### Exercise objective
Below is a listing to write out in full, exactly as given, without its pictures.

★ ★ ★ ★

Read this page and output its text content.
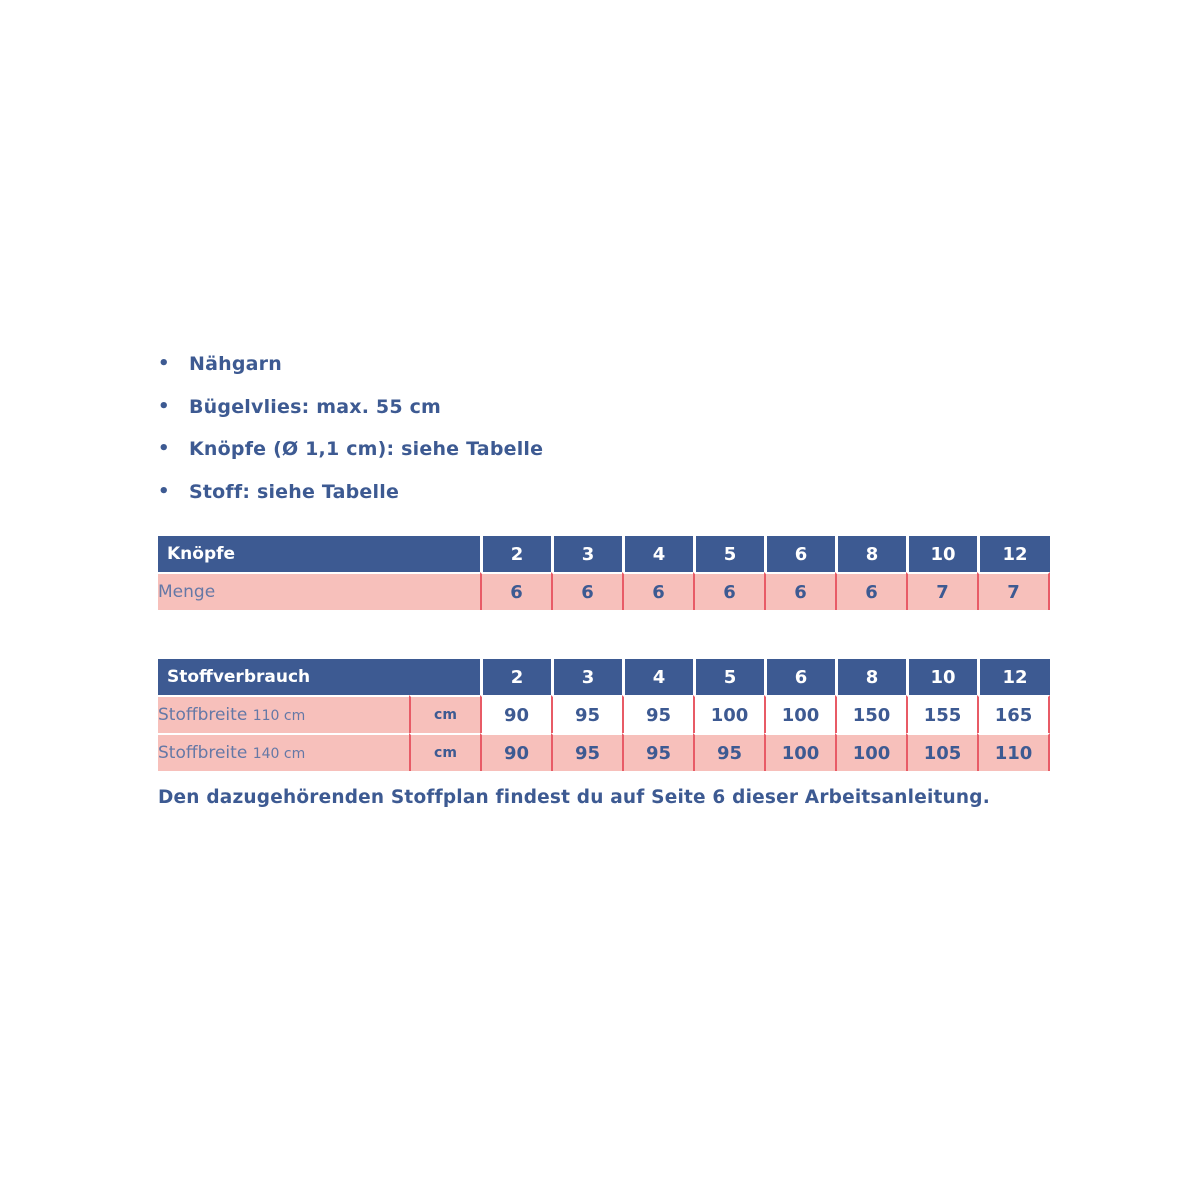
• Nähgarn
• Bügelvlies: max. 55 cm
• Knöpfe (Ø 1,1 cm): siehe Tabelle
• Stoff: siehe Tabelle
Knöpfe	2	3	4	5	6	8	10	12
Menge	6	6	6	6	6	6	7	7
Stoffverbrauch		2	3	4	5	6	8	10	12
Stoffbreite 110 cm	cm	90	95	95	100	100	150	155	165
Stoffbreite 140 cm	cm	90	95	95	95	100	100	105	110
Den dazugehörenden Stoffplan findest du auf Seite 6 dieser Arbeitsanleitung.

★ ★ ★ ★

### Answer in full
Read this page and output its text content.
• Nähgarn
• Bügelvlies: max. 55 cm
• Knöpfe (Ø 1,1 cm): siehe Tabelle
• Stoff: siehe Tabelle
Knöpfe	2	3	4	5	6	8	10	12
Menge	6	6	6	6	6	6	7	7
Stoffverbrauch		2	3	4	5	6	8	10	12
Stoffbreite 110 cm	cm	90	95	95	100	100	150	155	165
Stoffbreite 140 cm	cm	90	95	95	95	100	100	105	110
Den dazugehörenden Stoffplan findest du auf Seite 6 dieser Arbeitsanleitung.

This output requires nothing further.